**Exercise:**
The records below must be duplicated exactly, character for character.
##### Input data #####
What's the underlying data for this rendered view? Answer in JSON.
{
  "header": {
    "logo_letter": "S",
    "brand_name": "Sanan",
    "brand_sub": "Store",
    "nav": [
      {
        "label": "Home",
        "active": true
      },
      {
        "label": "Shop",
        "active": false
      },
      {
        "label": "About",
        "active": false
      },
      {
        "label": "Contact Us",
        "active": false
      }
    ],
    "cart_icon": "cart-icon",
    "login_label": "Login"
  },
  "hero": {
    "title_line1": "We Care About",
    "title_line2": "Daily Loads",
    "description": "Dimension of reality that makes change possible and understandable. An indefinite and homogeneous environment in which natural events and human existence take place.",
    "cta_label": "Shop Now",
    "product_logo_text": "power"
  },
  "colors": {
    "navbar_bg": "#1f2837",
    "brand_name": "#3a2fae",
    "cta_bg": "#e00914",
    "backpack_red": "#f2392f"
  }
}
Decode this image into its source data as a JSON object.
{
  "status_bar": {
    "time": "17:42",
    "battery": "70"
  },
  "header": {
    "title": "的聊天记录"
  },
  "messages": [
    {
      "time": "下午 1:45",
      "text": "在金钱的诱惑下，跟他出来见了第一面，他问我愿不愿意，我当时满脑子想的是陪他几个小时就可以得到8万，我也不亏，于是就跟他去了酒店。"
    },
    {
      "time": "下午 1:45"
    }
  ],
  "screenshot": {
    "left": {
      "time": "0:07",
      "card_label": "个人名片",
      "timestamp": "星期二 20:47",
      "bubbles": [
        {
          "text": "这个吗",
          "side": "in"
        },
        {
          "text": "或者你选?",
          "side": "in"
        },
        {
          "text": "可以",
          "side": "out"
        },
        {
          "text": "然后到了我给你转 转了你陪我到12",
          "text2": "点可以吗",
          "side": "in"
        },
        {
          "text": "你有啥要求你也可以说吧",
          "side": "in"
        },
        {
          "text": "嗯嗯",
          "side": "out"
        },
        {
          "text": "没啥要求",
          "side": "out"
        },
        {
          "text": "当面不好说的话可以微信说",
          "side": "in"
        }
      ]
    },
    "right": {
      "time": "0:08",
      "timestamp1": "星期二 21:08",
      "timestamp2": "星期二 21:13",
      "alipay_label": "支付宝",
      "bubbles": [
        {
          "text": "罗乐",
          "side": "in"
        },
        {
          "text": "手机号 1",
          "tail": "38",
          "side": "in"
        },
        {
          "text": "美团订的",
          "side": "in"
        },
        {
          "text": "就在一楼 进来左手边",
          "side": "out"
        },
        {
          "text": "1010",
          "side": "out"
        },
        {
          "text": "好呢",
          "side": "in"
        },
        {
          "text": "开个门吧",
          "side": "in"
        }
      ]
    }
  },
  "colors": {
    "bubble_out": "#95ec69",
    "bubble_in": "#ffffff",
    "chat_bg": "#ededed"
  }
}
#####
**Response to this exercise:**
What's the underlying data for this rendered view? Answer in JSON.
{
  "header": {
    "logo_letter": "S",
    "brand_name": "Sanan",
    "brand_sub": "Store",
    "nav": [
      {
        "label": "Home",
        "active": true
      },
      {
        "label": "Shop",
        "active": false
      },
      {
        "label": "About",
        "active": false
      },
      {
        "label": "Contact Us",
        "active": false
      }
    ],
    "cart_icon": "cart-icon",
    "login_label": "Login"
  },
  "hero": {
    "title_line1": "We Care About",
    "title_line2": "Daily Loads",
    "description": "Dimension of reality that makes change possible and understandable. An indefinite and homogeneous environment in which natural events and human existence take place.",
    "cta_label": "Shop Now",
    "product_logo_text": "power"
  },
  "colors": {
    "navbar_bg": "#1f2837",
    "brand_name": "#3a2fae",
    "cta_bg": "#e00914",
    "backpack_red": "#f2392f"
  }
}
Decode this image into its source data as a JSON object.
{
  "status_bar": {
    "time": "17:42",
    "battery": "70"
  },
  "header": {
    "title": "的聊天记录"
  },
  "messages": [
    {
      "time": "下午 1:45",
      "text": "在金钱的诱惑下，跟他出来见了第一面，他问我愿不愿意，我当时满脑子想的是陪他几个小时就可以得到8万，我也不亏，于是就跟他去了酒店。"
    },
    {
      "time": "下午 1:45"
    }
  ],
  "screenshot": {
    "left": {
      "time": "0:07",
      "card_label": "个人名片",
      "timestamp": "星期二 20:47",
      "bubbles": [
        {
          "text": "这个吗",
          "side": "in"
        },
        {
          "text": "或者你选?",
          "side": "in"
        },
        {
          "text": "可以",
          "side": "out"
        },
        {
          "text": "然后到了我给你转 转了你陪我到12",
          "text2": "点可以吗",
          "side": "in"
        },
        {
          "text": "你有啥要求你也可以说吧",
          "side": "in"
        },
        {
          "text": "嗯嗯",
          "side": "out"
        },
        {
          "text": "没啥要求",
          "side": "out"
        },
        {
          "text": "当面不好说的话可以微信说",
          "side": "in"
        }
      ]
    },
    "right": {
      "time": "0:08",
      "timestamp1": "星期二 21:08",
      "timestamp2": "星期二 21:13",
      "alipay_label": "支付宝",
      "bubbles": [
        {
          "text": "罗乐",
          "side": "in"
        },
        {
          "text": "手机号 1",
          "tail": "38",
          "side": "in"
        },
        {
          "text": "美团订的",
          "side": "in"
        },
        {
          "text": "就在一楼 进来左手边",
          "side": "out"
        },
        {
          "text": "1010",
          "side": "out"
        },
        {
          "text": "好呢",
          "side": "in"
        },
        {
          "text": "开个门吧",
          "side": "in"
        }
      ]
    }
  },
  "colors": {
    "bubble_out": "#95ec69",
    "bubble_in": "#ffffff",
    "chat_bg": "#ededed"
  }
}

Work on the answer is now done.